Required work
Will you give every entry again exactly as it stands?

Collected data

------------------------------

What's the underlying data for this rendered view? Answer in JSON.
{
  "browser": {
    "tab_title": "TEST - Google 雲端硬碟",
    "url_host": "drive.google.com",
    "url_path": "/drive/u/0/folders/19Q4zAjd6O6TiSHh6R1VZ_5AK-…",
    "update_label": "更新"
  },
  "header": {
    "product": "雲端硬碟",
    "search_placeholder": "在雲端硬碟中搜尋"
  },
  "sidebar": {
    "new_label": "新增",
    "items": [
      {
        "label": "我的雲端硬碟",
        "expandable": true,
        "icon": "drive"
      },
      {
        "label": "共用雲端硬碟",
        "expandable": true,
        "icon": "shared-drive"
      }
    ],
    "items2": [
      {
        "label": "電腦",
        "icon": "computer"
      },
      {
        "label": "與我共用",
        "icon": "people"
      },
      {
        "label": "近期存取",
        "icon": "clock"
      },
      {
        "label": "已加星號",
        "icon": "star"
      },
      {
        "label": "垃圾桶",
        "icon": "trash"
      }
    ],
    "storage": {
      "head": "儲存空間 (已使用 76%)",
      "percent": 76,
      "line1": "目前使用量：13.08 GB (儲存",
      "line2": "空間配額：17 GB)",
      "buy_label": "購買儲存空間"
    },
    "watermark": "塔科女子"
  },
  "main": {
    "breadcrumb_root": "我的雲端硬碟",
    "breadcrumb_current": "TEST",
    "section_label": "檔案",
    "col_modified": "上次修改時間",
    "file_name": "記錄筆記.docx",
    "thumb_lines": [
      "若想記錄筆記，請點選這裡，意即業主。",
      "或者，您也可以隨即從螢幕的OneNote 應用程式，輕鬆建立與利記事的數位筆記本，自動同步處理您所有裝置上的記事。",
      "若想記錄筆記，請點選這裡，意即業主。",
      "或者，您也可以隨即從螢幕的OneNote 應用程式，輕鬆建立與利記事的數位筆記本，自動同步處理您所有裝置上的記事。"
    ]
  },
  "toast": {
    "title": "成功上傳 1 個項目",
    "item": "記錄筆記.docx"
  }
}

------------------------------

Exercise output
What's the underlying data for this rendered view? Answer in JSON.
{
  "browser": {
    "tab_title": "TEST - Google 雲端硬碟",
    "url_host": "drive.google.com",
    "url_path": "/drive/u/0/folders/19Q4zAjd6O6TiSHh6R1VZ_5AK-…",
    "update_label": "更新"
  },
  "header": {
    "product": "雲端硬碟",
    "search_placeholder": "在雲端硬碟中搜尋"
  },
  "sidebar": {
    "new_label": "新增",
    "items": [
      {
        "label": "我的雲端硬碟",
        "expandable": true,
        "icon": "drive"
      },
      {
        "label": "共用雲端硬碟",
        "expandable": true,
        "icon": "shared-drive"
      }
    ],
    "items2": [
      {
        "label": "電腦",
        "icon": "computer"
      },
      {
        "label": "與我共用",
        "icon": "people"
      },
      {
        "label": "近期存取",
        "icon": "clock"
      },
      {
        "label": "已加星號",
        "icon": "star"
      },
      {
        "label": "垃圾桶",
        "icon": "trash"
      }
    ],
    "storage": {
      "head": "儲存空間 (已使用 76%)",
      "percent": 76,
      "line1": "目前使用量：13.08 GB (儲存",
      "line2": "空間配額：17 GB)",
      "buy_label": "購買儲存空間"
    },
    "watermark": "塔科女子"
  },
  "main": {
    "breadcrumb_root": "我的雲端硬碟",
    "breadcrumb_current": "TEST",
    "section_label": "檔案",
    "col_modified": "上次修改時間",
    "file_name": "記錄筆記.docx",
    "thumb_lines": [
      "若想記錄筆記，請點選這裡，意即業主。",
      "或者，您也可以隨即從螢幕的OneNote 應用程式，輕鬆建立與利記事的數位筆記本，自動同步處理您所有裝置上的記事。",
      "若想記錄筆記，請點選這裡，意即業主。",
      "或者，您也可以隨即從螢幕的OneNote 應用程式，輕鬆建立與利記事的數位筆記本，自動同步處理您所有裝置上的記事。"
    ]
  },
  "toast": {
    "title": "成功上傳 1 個項目",
    "item": "記錄筆記.docx"
  }
}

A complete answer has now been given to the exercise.